EXERCISE BRIEF - Write every record out again exactly as given.

== MATERIAL

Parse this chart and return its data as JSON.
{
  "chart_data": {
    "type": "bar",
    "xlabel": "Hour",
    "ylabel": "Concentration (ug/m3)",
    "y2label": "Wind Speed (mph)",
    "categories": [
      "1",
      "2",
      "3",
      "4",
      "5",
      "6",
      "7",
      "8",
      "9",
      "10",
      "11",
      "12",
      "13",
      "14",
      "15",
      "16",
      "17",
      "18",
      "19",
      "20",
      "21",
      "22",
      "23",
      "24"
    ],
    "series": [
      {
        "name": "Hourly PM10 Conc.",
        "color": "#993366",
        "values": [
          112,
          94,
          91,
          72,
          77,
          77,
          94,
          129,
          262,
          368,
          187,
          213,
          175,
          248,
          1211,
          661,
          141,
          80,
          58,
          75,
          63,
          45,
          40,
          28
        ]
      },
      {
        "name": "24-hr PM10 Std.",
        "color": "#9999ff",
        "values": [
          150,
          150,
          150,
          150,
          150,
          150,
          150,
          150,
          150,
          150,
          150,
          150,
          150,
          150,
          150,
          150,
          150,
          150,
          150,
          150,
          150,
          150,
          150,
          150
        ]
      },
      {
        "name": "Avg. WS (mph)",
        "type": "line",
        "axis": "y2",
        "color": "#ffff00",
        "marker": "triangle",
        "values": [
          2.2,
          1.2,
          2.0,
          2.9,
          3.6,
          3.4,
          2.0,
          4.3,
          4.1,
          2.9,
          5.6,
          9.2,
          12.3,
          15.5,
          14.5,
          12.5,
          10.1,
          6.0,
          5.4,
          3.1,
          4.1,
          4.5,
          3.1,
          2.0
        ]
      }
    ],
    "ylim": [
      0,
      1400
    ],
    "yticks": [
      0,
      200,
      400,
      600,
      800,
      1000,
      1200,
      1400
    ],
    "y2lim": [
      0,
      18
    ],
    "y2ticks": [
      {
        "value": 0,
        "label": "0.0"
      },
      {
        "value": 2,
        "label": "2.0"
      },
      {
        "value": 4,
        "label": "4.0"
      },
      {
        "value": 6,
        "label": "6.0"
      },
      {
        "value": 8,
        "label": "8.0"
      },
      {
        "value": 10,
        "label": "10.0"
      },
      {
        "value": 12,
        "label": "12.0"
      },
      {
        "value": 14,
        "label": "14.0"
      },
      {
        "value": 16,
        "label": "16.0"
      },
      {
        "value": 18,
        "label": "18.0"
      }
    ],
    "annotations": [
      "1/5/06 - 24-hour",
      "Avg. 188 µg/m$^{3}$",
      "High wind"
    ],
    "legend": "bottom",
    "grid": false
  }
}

====

OUTPUT -
Parse this chart and return its data as JSON.
{
  "chart_data": {
    "type": "bar",
    "xlabel": "Hour",
    "ylabel": "Concentration (ug/m3)",
    "y2label": "Wind Speed (mph)",
    "categories": [
      "1",
      "2",
      "3",
      "4",
      "5",
      "6",
      "7",
      "8",
      "9",
      "10",
      "11",
      "12",
      "13",
      "14",
      "15",
      "16",
      "17",
      "18",
      "19",
      "20",
      "21",
      "22",
      "23",
      "24"
    ],
    "series": [
      {
        "name": "Hourly PM10 Conc.",
        "color": "#993366",
        "values": [
          112,
          94,
          91,
          72,
          77,
          77,
          94,
          129,
          262,
          368,
          187,
          213,
          175,
          248,
          1211,
          661,
          141,
          80,
          58,
          75,
          63,
          45,
          40,
          28
        ]
      },
      {
        "name": "24-hr PM10 Std.",
        "color": "#9999ff",
        "values": [
          150,
          150,
          150,
          150,
          150,
          150,
          150,
          150,
          150,
          150,
          150,
          150,
          150,
          150,
          150,
          150,
          150,
          150,
          150,
          150,
          150,
          150,
          150,
          150
        ]
      },
      {
        "name": "Avg. WS (mph)",
        "type": "line",
        "axis": "y2",
        "color": "#ffff00",
        "marker": "triangle",
        "values": [
          2.2,
          1.2,
          2.0,
          2.9,
          3.6,
          3.4,
          2.0,
          4.3,
          4.1,
          2.9,
          5.6,
          9.2,
          12.3,
          15.5,
          14.5,
          12.5,
          10.1,
          6.0,
          5.4,
          3.1,
          4.1,
          4.5,
          3.1,
          2.0
        ]
      }
    ],
    "ylim": [
      0,
      1400
    ],
    "yticks": [
      0,
      200,
      400,
      600,
      800,
      1000,
      1200,
      1400
    ],
    "y2lim": [
      0,
      18
    ],
    "y2ticks": [
      {
        "value": 0,
        "label": "0.0"
      },
      {
        "value": 2,
        "label": "2.0"
      },
      {
        "value": 4,
        "label": "4.0"
      },
      {
        "value": 6,
        "label": "6.0"
      },
      {
        "value": 8,
        "label": "8.0"
      },
      {
        "value": 10,
        "label": "10.0"
      },
      {
        "value": 12,
        "label": "12.0"
      },
      {
        "value": 14,
        "label": "14.0"
      },
      {
        "value": 16,
        "label": "16.0"
      },
      {
        "value": 18,
        "label": "18.0"
      }
    ],
    "annotations": [
      "1/5/06 - 24-hour",
      "Avg. 188 µg/m$^{3}$",
      "High wind"
    ],
    "legend": "bottom",
    "grid": false
  }
}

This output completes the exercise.